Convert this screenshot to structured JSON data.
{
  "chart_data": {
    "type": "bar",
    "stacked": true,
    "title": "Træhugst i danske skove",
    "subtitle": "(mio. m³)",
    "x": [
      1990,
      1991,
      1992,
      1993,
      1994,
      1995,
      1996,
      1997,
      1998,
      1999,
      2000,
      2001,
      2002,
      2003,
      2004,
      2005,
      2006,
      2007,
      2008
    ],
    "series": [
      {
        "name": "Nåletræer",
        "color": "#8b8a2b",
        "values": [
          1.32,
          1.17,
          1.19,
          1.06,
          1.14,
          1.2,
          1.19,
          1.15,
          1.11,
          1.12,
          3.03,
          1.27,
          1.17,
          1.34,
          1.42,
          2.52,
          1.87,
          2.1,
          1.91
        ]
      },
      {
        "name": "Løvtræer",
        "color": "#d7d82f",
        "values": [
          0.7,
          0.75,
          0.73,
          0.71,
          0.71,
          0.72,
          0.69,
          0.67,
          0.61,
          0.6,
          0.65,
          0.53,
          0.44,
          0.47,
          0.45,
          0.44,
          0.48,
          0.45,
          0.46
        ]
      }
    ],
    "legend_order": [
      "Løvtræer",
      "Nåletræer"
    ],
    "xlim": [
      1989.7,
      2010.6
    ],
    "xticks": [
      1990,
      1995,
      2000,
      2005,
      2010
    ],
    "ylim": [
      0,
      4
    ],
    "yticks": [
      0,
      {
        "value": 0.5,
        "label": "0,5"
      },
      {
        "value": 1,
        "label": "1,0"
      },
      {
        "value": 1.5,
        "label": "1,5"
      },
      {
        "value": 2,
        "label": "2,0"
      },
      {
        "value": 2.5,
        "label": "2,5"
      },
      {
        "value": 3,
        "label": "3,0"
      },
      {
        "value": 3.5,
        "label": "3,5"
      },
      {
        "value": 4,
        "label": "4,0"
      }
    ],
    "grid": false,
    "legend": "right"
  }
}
____________
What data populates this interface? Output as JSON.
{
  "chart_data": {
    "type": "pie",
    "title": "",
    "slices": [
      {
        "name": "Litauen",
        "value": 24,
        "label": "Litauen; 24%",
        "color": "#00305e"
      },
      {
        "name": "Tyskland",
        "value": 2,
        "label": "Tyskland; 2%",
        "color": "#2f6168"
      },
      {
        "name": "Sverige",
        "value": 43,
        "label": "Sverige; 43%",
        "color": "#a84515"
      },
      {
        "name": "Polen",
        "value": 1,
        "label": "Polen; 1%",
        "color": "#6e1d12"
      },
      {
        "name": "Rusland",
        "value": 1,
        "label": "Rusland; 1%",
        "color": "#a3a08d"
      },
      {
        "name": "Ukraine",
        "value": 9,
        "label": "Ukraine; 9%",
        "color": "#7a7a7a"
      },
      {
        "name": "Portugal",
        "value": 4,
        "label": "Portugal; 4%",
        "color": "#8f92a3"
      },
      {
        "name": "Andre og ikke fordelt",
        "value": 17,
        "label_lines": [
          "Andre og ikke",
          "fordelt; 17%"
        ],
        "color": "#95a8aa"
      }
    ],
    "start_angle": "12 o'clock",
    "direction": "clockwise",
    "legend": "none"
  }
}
____________
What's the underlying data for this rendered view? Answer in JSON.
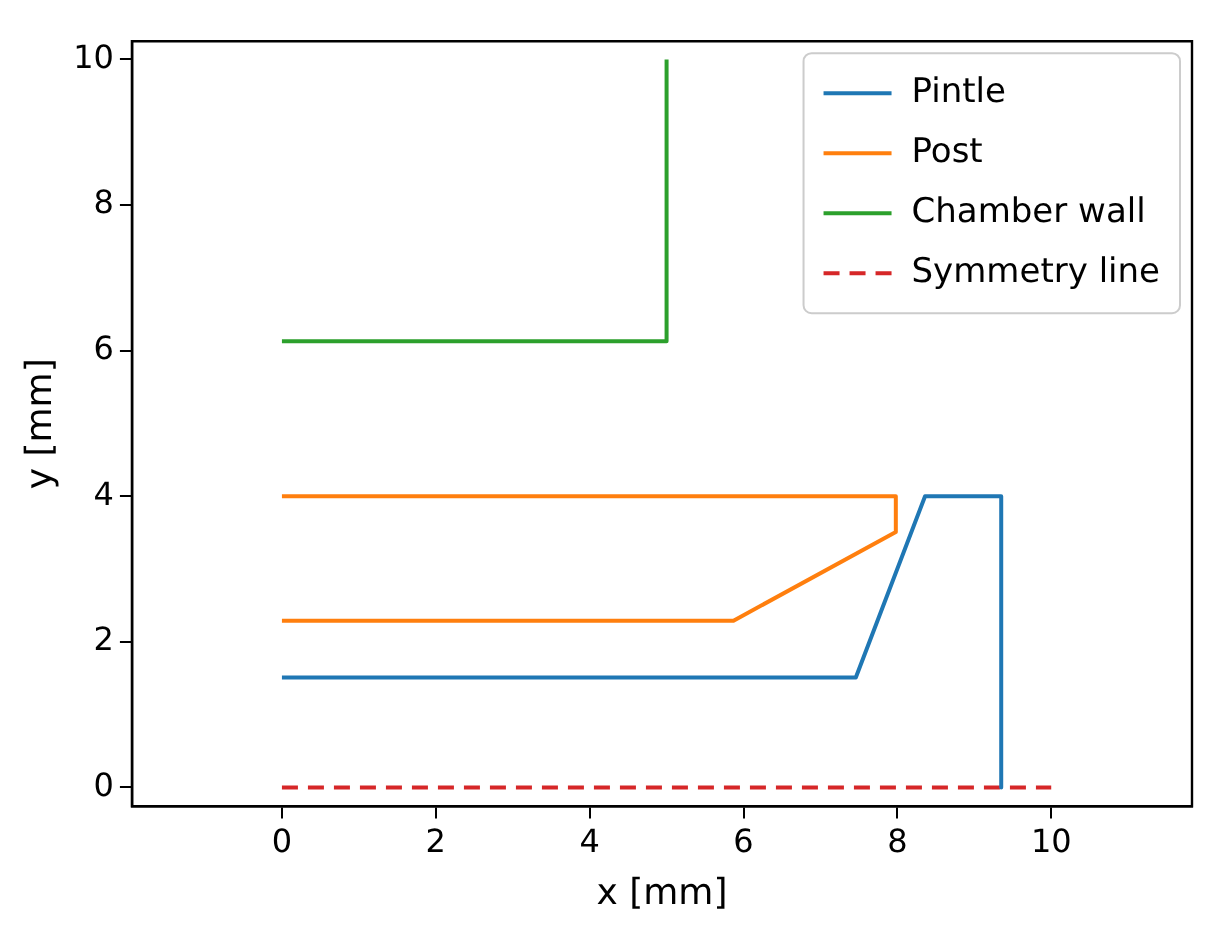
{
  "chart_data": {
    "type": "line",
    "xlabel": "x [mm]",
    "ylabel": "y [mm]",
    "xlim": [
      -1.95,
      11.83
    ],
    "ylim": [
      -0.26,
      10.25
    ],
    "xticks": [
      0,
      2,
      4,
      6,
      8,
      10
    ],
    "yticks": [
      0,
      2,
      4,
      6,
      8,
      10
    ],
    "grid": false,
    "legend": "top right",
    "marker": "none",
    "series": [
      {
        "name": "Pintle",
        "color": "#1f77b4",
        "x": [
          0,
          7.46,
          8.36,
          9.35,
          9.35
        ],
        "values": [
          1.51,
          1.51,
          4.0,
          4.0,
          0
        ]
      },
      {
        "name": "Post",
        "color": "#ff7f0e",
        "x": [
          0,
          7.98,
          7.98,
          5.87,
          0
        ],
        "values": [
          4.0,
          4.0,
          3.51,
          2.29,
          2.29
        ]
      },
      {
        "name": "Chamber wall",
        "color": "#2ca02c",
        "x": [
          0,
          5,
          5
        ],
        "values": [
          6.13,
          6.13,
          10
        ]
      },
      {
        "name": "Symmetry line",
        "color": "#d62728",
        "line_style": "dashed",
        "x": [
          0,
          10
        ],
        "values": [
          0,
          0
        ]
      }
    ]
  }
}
____________
### The problem
Which lines hold the word "JSON"? Copy all of them.

### Complete response
Convert this screenshot to structured JSON data.
What data populates this interface? Output as JSON.
What's the underlying data for this rendered view? Answer in JSON.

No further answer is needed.